-------- Records for this task

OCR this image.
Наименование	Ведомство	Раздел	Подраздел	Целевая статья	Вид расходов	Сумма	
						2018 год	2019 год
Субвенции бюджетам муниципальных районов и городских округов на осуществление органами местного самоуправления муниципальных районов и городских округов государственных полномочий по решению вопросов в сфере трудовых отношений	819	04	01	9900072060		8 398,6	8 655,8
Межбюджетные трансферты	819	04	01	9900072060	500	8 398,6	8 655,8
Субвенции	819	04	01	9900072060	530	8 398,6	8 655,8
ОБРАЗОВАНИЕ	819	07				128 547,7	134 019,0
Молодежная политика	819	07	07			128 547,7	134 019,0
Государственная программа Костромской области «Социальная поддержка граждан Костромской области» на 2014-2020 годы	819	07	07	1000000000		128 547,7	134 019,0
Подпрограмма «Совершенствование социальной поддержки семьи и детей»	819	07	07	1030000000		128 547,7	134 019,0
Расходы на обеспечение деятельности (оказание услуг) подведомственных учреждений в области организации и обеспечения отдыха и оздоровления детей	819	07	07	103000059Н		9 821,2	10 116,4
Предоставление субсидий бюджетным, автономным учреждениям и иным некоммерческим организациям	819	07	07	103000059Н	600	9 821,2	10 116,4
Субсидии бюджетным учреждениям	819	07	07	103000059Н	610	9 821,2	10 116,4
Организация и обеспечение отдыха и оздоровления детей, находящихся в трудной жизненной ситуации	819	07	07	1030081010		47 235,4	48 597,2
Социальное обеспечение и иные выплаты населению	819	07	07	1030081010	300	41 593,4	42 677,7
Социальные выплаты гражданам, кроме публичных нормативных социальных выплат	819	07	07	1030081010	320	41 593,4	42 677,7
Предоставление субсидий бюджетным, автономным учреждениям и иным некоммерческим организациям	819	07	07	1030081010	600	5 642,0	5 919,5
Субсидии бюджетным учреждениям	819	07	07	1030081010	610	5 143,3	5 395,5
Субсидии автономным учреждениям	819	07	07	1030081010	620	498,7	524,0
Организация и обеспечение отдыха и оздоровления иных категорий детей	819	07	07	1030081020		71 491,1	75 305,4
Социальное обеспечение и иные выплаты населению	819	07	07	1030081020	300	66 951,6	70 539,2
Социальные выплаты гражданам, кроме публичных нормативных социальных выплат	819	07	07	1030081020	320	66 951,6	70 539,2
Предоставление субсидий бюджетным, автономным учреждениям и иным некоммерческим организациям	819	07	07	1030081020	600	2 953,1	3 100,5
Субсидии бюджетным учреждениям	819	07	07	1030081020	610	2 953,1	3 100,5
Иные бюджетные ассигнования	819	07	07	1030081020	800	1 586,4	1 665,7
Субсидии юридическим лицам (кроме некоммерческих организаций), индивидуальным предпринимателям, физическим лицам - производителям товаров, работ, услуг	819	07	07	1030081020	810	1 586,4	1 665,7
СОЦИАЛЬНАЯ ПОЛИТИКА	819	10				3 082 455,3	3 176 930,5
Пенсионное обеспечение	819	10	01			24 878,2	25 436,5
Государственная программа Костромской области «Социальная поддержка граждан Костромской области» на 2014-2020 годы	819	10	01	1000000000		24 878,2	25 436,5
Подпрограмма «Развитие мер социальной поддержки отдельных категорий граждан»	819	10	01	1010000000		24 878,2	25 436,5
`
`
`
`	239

----------------

--- Exercise goal ---
Write down all the entries again without a single difference.

--- Task output ---
OCR this image.
Наименование	Ведомство	Раздел	Подраздел	Целевая статья	Вид расходов	Сумма	
						2018 год	2019 год
Субвенции бюджетам муниципальных районов и городских округов на осуществление органами местного самоуправления муниципальных районов и городских округов государственных полномочий по решению вопросов в сфере трудовых отношений	819	04	01	9900072060		8 398,6	8 655,8
Межбюджетные трансферты	819	04	01	9900072060	500	8 398,6	8 655,8
Субвенции	819	04	01	9900072060	530	8 398,6	8 655,8
ОБРАЗОВАНИЕ	819	07				128 547,7	134 019,0
Молодежная политика	819	07	07			128 547,7	134 019,0
Государственная программа Костромской области «Социальная поддержка граждан Костромской области» на 2014-2020 годы	819	07	07	1000000000		128 547,7	134 019,0
Подпрограмма «Совершенствование социальной поддержки семьи и детей»	819	07	07	1030000000		128 547,7	134 019,0
Расходы на обеспечение деятельности (оказание услуг) подведомственных учреждений в области организации и обеспечения отдыха и оздоровления детей	819	07	07	103000059Н		9 821,2	10 116,4
Предоставление субсидий бюджетным, автономным учреждениям и иным некоммерческим организациям	819	07	07	103000059Н	600	9 821,2	10 116,4
Субсидии бюджетным учреждениям	819	07	07	103000059Н	610	9 821,2	10 116,4
Организация и обеспечение отдыха и оздоровления детей, находящихся в трудной жизненной ситуации	819	07	07	1030081010		47 235,4	48 597,2
Социальное обеспечение и иные выплаты населению	819	07	07	1030081010	300	41 593,4	42 677,7
Социальные выплаты гражданам, кроме публичных нормативных социальных выплат	819	07	07	1030081010	320	41 593,4	42 677,7
Предоставление субсидий бюджетным, автономным учреждениям и иным некоммерческим организациям	819	07	07	1030081010	600	5 642,0	5 919,5
Субсидии бюджетным учреждениям	819	07	07	1030081010	610	5 143,3	5 395,5
Субсидии автономным учреждениям	819	07	07	1030081010	620	498,7	524,0
Организация и обеспечение отдыха и оздоровления иных категорий детей	819	07	07	1030081020		71 491,1	75 305,4
Социальное обеспечение и иные выплаты населению	819	07	07	1030081020	300	66 951,6	70 539,2
Социальные выплаты гражданам, кроме публичных нормативных социальных выплат	819	07	07	1030081020	320	66 951,6	70 539,2
Предоставление субсидий бюджетным, автономным учреждениям и иным некоммерческим организациям	819	07	07	1030081020	600	2 953,1	3 100,5
Субсидии бюджетным учреждениям	819	07	07	1030081020	610	2 953,1	3 100,5
Иные бюджетные ассигнования	819	07	07	1030081020	800	1 586,4	1 665,7
Субсидии юридическим лицам (кроме некоммерческих организаций), индивидуальным предпринимателям, физическим лицам - производителям товаров, работ, услуг	819	07	07	1030081020	810	1 586,4	1 665,7
СОЦИАЛЬНАЯ ПОЛИТИКА	819	10				3 082 455,3	3 176 930,5
Пенсионное обеспечение	819	10	01			24 878,2	25 436,5
Государственная программа Костромской области «Социальная поддержка граждан Костромской области» на 2014-2020 годы	819	10	01	1000000000		24 878,2	25 436,5
Подпрограмма «Развитие мер социальной поддержки отдельных категорий граждан»	819	10	01	1010000000		24 878,2	25 436,5
`
`
`
`	239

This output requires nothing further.